Extract every line that contains the string "write".

* Start Dataset content *

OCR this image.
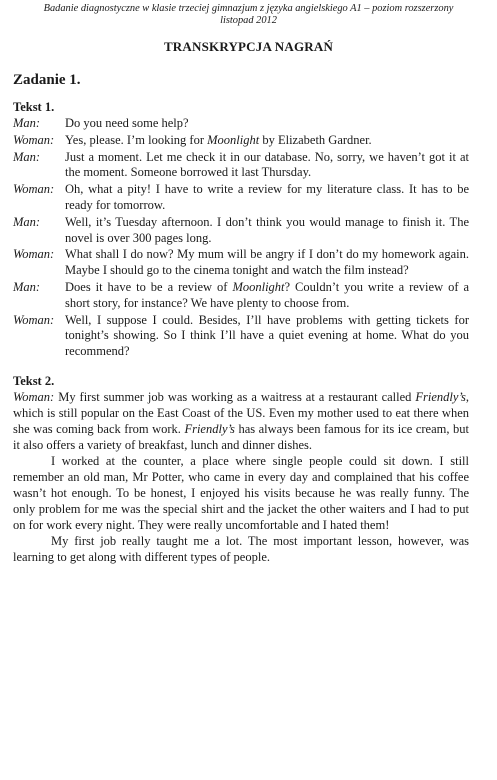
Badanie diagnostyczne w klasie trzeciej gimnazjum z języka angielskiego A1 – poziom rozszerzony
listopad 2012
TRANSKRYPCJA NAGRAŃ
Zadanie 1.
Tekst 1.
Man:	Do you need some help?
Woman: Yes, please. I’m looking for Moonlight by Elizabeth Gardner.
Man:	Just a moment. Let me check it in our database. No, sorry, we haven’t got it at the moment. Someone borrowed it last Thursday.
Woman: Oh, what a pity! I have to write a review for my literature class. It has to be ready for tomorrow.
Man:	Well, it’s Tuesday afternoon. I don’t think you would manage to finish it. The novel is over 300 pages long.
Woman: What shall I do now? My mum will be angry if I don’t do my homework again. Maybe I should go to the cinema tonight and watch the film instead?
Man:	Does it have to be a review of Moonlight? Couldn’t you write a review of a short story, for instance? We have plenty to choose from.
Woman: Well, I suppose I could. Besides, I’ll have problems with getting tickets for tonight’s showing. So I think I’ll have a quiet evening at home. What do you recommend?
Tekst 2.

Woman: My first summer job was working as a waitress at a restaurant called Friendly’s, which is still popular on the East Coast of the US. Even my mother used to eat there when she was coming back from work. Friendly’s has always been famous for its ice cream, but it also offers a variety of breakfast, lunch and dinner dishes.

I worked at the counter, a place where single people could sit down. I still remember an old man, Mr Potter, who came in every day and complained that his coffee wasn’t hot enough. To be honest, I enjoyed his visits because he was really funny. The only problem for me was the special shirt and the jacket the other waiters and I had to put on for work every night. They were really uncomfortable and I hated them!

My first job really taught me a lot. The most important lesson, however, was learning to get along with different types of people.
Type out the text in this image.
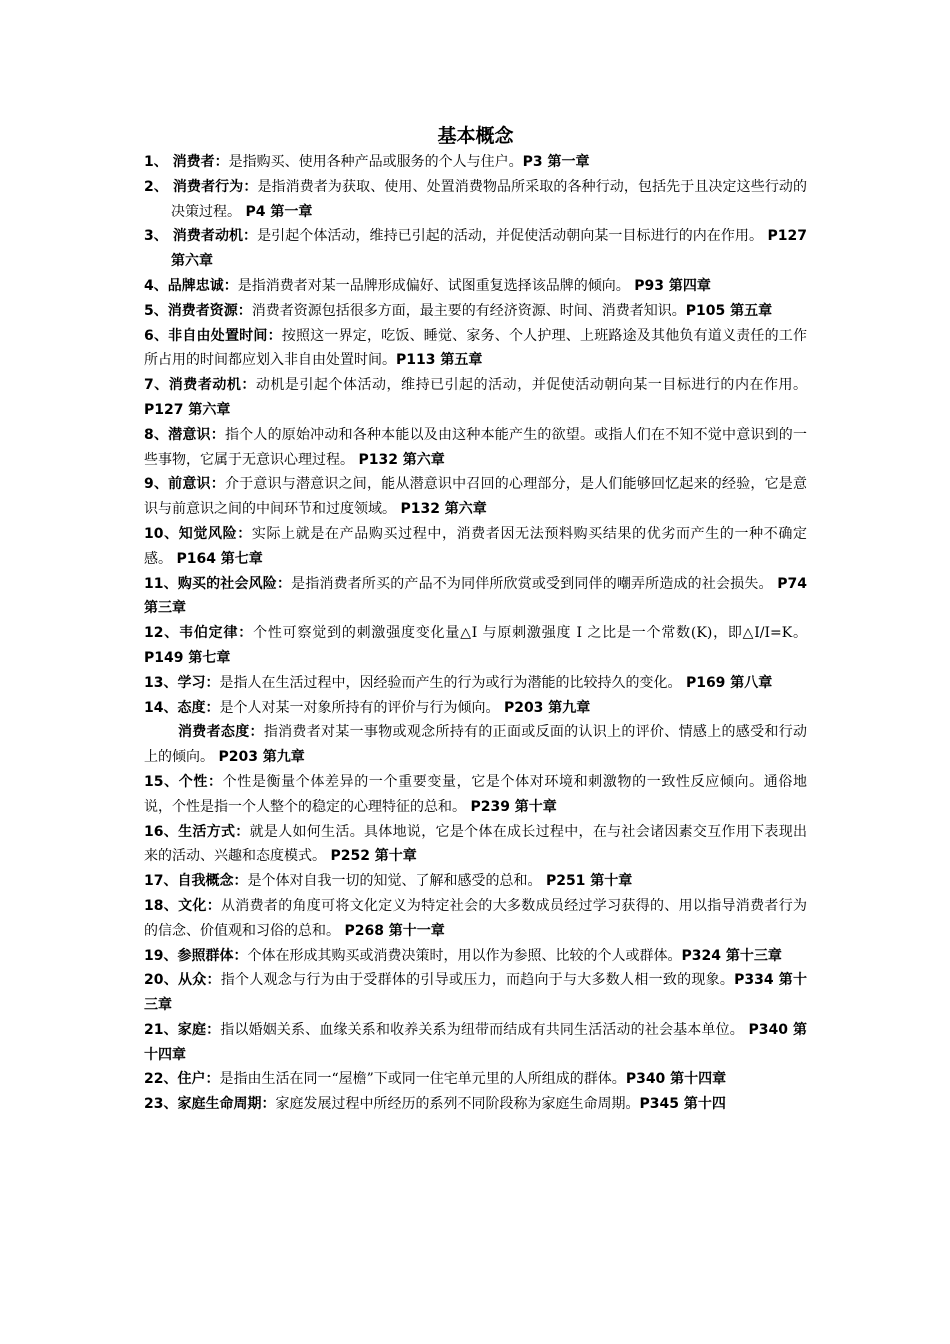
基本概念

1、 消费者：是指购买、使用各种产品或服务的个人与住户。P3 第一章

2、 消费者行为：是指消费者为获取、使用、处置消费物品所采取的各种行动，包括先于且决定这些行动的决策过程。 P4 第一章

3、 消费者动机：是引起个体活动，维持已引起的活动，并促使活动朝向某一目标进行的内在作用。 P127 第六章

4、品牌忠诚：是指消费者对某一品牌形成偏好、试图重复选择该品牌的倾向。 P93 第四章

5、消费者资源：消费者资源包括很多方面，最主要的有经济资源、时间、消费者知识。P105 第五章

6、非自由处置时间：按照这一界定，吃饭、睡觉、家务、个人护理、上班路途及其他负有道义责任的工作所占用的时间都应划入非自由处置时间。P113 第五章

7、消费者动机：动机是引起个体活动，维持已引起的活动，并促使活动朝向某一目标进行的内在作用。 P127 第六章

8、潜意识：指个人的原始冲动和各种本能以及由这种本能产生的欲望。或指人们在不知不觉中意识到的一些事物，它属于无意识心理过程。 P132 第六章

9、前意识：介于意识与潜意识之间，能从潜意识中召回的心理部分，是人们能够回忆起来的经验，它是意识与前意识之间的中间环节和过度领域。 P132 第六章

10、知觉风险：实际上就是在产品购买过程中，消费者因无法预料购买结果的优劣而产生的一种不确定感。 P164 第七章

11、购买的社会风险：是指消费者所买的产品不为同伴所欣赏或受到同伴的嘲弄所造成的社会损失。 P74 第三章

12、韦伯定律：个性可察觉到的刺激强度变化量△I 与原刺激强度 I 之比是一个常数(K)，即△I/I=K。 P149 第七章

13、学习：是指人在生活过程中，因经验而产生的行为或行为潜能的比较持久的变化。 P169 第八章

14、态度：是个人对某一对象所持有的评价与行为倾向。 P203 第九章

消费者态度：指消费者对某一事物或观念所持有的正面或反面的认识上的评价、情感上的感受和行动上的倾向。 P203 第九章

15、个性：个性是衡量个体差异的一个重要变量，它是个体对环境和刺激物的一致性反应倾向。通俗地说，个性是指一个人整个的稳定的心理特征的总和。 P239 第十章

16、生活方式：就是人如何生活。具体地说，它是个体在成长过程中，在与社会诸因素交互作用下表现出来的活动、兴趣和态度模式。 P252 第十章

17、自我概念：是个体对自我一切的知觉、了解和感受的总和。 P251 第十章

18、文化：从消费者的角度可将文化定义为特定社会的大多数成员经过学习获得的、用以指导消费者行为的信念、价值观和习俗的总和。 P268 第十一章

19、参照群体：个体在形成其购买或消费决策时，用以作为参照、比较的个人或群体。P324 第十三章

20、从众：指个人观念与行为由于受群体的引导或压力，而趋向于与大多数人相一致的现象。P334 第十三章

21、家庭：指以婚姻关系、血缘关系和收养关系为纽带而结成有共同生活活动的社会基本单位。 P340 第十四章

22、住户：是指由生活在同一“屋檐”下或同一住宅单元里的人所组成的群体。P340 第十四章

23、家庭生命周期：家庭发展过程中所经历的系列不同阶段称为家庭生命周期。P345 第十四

* End Dataset content *
* Start Dataset content *

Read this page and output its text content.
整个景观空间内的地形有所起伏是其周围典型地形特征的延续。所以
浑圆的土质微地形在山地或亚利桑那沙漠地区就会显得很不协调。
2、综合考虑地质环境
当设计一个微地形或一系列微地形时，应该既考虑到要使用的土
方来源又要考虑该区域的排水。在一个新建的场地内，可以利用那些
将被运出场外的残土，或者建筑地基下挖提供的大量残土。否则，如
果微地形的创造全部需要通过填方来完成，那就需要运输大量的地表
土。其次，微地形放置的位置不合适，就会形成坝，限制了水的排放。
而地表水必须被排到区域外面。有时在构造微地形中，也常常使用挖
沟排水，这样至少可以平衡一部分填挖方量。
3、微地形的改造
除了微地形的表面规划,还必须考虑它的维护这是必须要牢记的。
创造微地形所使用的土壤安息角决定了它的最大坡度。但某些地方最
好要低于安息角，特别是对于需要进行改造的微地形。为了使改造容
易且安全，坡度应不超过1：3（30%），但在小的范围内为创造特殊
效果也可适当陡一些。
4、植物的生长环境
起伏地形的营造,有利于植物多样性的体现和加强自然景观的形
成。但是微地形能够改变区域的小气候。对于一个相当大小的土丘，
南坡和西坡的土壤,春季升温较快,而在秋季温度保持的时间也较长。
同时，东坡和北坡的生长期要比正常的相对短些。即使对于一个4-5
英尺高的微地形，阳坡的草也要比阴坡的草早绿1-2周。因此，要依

* End Dataset content *
* Start Dataset content *

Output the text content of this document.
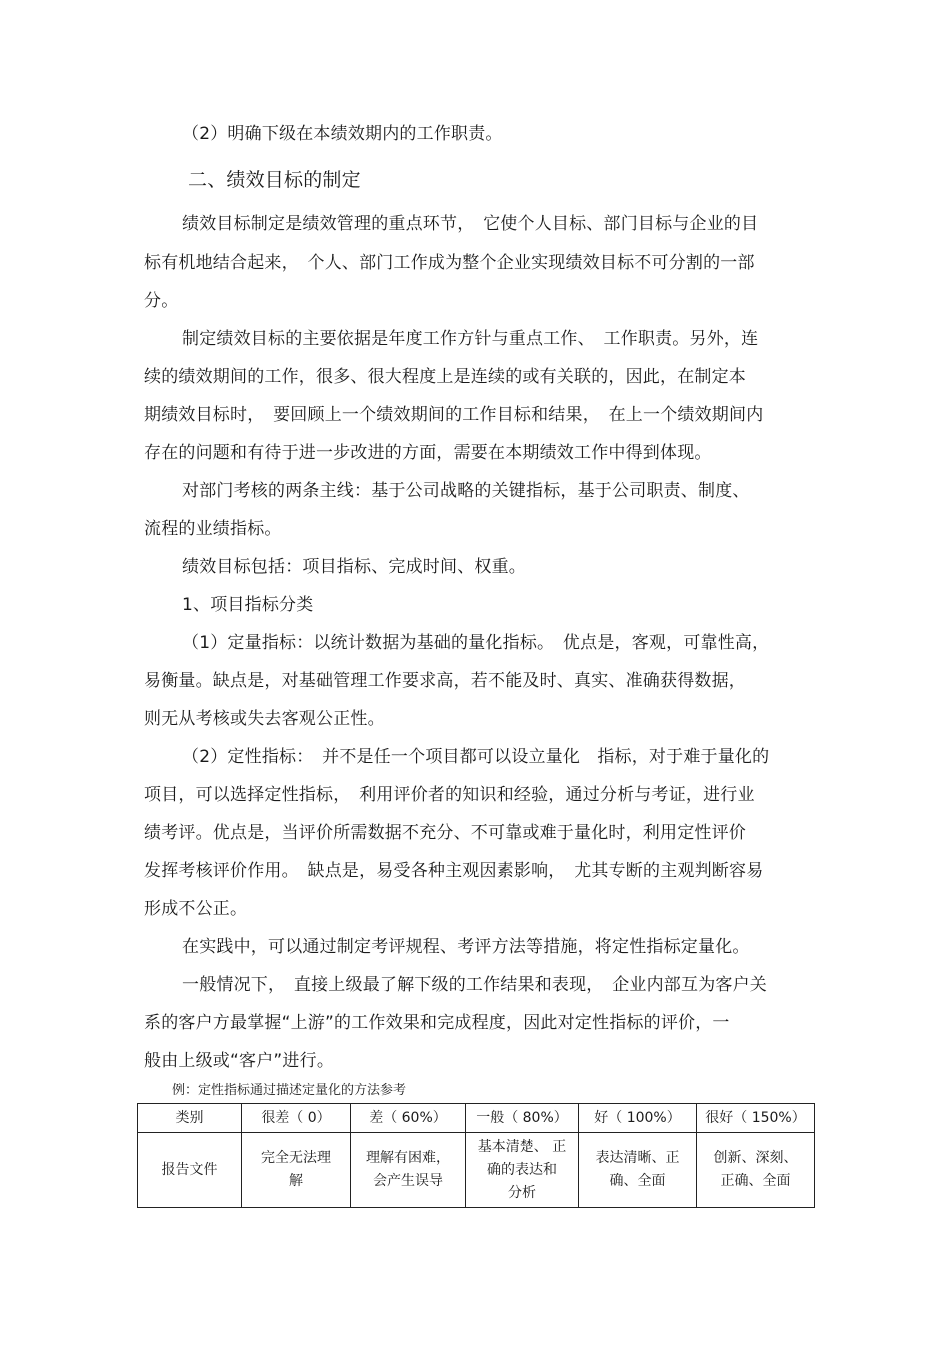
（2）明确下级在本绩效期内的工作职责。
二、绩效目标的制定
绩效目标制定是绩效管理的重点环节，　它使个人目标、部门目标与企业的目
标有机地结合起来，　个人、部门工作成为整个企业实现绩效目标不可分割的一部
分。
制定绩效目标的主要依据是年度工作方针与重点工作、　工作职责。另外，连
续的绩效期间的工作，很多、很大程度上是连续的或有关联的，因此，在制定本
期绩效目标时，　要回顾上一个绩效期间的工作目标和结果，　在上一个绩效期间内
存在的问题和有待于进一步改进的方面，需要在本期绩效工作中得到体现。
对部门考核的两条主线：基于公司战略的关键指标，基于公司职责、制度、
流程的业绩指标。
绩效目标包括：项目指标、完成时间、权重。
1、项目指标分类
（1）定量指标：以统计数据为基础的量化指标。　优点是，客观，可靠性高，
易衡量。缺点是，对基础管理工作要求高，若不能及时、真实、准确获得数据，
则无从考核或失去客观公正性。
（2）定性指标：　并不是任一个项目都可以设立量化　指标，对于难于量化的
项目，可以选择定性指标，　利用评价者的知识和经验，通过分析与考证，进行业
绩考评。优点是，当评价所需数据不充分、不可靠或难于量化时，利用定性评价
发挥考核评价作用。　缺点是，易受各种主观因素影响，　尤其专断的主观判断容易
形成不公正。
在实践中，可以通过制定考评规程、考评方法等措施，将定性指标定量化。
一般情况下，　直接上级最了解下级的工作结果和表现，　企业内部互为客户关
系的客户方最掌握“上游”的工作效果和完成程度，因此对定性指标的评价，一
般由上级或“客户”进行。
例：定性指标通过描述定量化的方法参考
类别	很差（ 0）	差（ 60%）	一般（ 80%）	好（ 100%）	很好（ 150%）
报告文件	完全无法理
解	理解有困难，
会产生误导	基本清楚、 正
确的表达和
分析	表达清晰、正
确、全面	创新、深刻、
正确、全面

* End Dataset content *

§ **Correct result**
Woman: Oh, what a pity! I have to write a review for my literature class. It has to be ready for tomorrow.
Man:	Does it have to be a review of Moonlight? Couldn’t you write a review of a short story, for instance? We have plenty to choose from.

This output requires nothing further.